Task objective: Return the count of lines with the string "content" in them, and nothing else.

Data to process:
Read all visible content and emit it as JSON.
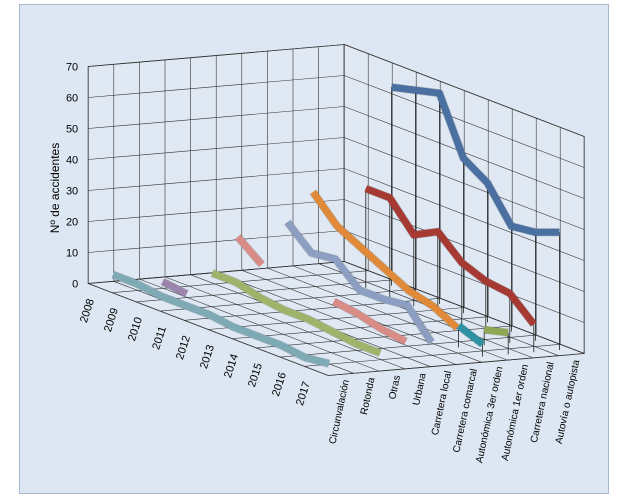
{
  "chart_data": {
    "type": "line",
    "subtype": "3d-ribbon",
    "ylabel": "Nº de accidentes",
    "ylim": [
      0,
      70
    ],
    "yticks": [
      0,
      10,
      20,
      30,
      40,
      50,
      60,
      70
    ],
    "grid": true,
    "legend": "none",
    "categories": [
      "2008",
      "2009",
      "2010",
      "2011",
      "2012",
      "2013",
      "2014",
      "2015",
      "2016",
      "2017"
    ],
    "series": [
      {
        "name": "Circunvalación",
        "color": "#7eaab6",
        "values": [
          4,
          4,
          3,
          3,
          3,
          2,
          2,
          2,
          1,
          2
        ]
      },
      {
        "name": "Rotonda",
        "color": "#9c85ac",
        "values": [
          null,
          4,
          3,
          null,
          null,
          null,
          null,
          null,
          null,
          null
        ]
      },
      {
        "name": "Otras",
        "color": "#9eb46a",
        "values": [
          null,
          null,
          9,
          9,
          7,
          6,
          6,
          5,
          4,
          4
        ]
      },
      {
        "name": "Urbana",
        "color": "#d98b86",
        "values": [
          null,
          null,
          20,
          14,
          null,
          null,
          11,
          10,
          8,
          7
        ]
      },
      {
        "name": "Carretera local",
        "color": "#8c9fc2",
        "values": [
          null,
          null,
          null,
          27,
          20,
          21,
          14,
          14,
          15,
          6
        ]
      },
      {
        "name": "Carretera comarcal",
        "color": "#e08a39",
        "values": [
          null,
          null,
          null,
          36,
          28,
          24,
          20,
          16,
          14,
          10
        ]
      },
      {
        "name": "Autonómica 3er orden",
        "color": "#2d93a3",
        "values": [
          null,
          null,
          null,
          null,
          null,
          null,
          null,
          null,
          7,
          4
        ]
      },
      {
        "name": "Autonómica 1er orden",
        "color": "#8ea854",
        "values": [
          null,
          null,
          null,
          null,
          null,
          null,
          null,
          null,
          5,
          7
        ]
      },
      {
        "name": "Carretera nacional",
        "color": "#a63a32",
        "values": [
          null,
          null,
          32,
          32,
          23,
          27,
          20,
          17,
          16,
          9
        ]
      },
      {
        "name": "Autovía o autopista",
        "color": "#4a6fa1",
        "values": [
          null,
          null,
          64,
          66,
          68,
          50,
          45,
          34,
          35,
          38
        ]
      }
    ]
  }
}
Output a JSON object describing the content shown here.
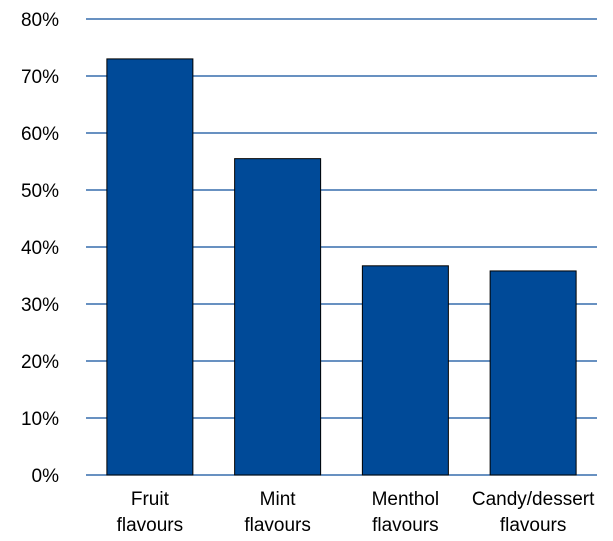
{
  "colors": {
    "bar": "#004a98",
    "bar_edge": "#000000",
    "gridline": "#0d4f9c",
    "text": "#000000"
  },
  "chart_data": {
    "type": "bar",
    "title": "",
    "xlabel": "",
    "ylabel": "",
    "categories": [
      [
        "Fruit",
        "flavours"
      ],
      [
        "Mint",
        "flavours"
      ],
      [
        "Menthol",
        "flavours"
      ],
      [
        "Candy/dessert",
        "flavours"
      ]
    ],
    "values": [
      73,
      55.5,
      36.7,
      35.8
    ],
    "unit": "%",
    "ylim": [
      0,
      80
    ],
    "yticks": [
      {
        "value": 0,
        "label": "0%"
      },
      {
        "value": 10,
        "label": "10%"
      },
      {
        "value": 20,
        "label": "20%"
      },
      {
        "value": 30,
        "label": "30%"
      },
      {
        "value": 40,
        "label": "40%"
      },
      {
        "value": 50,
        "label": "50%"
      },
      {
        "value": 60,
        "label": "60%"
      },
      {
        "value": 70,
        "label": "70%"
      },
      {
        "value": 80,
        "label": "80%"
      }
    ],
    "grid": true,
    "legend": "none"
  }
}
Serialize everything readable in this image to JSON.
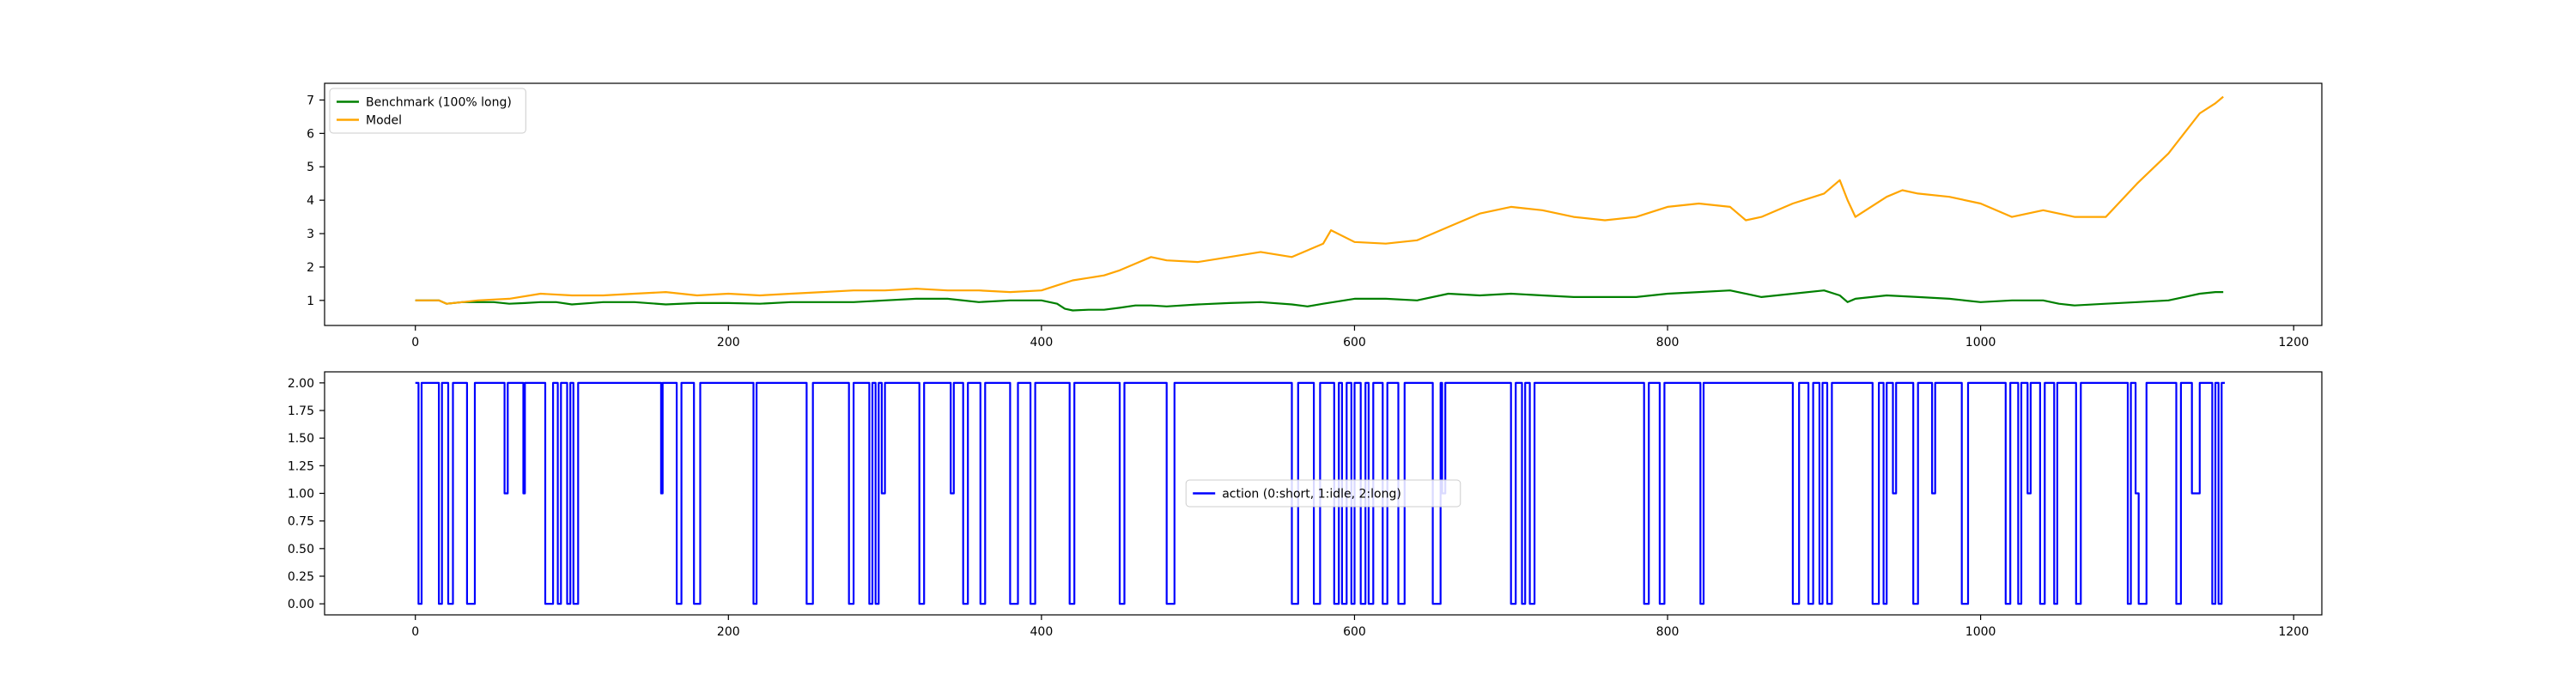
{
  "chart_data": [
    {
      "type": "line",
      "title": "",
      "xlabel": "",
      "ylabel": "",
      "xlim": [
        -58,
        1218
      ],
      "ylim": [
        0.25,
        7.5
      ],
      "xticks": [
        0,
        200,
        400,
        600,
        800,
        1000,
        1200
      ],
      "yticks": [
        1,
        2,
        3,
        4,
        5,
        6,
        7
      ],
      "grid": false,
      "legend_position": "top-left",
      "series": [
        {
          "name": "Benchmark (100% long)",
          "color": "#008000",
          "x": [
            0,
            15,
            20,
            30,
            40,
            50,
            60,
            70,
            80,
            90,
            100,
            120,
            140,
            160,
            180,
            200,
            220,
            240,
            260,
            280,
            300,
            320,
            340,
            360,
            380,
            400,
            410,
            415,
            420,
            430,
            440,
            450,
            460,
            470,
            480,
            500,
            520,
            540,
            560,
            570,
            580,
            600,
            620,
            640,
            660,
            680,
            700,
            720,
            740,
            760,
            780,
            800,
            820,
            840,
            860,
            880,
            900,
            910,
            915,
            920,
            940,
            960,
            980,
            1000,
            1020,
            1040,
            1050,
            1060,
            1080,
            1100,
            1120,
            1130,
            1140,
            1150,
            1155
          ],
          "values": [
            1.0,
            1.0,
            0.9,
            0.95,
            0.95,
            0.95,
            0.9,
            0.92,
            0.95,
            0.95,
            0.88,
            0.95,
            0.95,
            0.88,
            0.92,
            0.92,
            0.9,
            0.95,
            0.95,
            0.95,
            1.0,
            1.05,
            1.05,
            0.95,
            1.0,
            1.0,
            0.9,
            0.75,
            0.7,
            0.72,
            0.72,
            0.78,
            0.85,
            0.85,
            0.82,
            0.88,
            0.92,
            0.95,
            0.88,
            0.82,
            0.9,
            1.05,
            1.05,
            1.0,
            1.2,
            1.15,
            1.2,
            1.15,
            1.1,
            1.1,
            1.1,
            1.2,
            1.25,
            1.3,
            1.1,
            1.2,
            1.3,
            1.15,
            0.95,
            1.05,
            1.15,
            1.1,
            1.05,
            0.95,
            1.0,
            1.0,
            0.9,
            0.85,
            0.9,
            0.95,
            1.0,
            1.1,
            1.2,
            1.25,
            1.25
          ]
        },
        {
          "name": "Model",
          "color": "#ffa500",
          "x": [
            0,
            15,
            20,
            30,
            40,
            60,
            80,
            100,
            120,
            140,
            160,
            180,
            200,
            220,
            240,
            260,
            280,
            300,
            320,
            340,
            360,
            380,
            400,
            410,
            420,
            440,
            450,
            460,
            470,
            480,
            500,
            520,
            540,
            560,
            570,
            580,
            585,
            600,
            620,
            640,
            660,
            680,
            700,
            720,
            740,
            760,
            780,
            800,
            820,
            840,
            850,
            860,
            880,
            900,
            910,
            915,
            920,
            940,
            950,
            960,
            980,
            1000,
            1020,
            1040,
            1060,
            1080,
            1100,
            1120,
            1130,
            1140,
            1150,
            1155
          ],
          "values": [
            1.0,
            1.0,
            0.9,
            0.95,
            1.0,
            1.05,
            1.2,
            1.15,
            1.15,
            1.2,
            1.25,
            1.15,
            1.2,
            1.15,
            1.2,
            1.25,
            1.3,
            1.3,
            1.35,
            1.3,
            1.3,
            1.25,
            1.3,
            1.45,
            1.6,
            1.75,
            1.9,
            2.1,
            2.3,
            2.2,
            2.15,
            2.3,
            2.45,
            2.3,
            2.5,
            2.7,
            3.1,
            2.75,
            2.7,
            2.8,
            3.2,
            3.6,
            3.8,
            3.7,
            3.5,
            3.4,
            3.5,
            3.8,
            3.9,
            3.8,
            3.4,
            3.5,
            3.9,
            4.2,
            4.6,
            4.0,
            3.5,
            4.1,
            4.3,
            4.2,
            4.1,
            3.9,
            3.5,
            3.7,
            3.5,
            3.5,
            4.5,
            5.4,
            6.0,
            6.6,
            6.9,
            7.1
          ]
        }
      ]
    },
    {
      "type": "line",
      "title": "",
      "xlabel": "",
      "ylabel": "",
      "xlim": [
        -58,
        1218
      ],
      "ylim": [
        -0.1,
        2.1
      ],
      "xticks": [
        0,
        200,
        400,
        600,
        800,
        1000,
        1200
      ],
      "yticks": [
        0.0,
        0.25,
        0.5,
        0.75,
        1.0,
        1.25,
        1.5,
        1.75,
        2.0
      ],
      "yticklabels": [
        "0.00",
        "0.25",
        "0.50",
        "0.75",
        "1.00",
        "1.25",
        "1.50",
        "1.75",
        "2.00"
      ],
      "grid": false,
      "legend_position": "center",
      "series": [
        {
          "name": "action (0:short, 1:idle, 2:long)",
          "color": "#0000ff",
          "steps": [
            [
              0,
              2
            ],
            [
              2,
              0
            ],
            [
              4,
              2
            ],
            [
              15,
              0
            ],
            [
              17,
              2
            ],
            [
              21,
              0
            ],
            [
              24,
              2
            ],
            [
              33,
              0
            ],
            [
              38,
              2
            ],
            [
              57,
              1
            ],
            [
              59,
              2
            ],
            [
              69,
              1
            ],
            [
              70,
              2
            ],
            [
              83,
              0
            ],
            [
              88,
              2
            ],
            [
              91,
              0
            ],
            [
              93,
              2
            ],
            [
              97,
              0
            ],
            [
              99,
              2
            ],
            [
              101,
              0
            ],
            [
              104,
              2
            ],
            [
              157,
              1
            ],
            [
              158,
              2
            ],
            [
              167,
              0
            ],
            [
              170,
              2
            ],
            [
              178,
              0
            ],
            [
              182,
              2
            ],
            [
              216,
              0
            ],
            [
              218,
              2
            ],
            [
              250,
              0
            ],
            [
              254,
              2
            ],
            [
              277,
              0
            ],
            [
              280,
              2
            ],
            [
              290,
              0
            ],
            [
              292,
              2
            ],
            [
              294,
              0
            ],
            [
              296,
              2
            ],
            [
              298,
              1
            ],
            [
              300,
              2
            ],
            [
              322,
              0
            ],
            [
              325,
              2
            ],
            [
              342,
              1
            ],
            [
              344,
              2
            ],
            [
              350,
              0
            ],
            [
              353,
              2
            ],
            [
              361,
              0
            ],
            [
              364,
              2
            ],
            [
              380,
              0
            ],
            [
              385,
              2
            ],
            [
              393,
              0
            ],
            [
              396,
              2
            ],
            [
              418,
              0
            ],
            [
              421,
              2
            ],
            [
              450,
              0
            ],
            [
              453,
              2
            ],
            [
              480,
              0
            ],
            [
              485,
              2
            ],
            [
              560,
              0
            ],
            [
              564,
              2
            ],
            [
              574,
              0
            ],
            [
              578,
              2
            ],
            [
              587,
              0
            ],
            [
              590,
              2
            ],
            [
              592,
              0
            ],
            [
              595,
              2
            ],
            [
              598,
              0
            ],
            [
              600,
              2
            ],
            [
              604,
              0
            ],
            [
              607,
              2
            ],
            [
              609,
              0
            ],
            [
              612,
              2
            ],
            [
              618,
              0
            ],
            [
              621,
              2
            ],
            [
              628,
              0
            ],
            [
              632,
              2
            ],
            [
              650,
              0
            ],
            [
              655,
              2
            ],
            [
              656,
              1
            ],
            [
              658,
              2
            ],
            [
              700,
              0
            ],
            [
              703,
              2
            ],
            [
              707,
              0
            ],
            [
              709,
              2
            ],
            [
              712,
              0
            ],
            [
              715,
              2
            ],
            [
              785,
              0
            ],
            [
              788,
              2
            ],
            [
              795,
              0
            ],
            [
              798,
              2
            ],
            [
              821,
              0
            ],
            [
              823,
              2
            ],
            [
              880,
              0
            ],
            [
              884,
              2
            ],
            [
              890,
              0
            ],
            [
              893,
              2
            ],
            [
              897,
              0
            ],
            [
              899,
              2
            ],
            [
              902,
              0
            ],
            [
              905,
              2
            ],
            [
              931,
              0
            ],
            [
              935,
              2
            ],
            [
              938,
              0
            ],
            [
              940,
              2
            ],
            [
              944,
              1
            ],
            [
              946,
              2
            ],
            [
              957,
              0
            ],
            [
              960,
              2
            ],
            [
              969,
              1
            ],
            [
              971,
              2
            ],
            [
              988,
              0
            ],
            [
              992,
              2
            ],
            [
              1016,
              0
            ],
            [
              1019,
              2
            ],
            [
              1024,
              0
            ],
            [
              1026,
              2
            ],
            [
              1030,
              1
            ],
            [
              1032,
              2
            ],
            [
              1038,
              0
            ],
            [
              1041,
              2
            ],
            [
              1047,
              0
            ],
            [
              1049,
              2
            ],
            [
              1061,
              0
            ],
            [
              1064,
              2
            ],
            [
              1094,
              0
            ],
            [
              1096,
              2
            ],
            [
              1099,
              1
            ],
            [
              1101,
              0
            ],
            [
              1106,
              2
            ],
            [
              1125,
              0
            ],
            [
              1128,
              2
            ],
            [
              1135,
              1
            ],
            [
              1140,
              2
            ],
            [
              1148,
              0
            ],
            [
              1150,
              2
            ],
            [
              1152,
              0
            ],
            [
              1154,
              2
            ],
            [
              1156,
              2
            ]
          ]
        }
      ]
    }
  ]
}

Expected answer: 2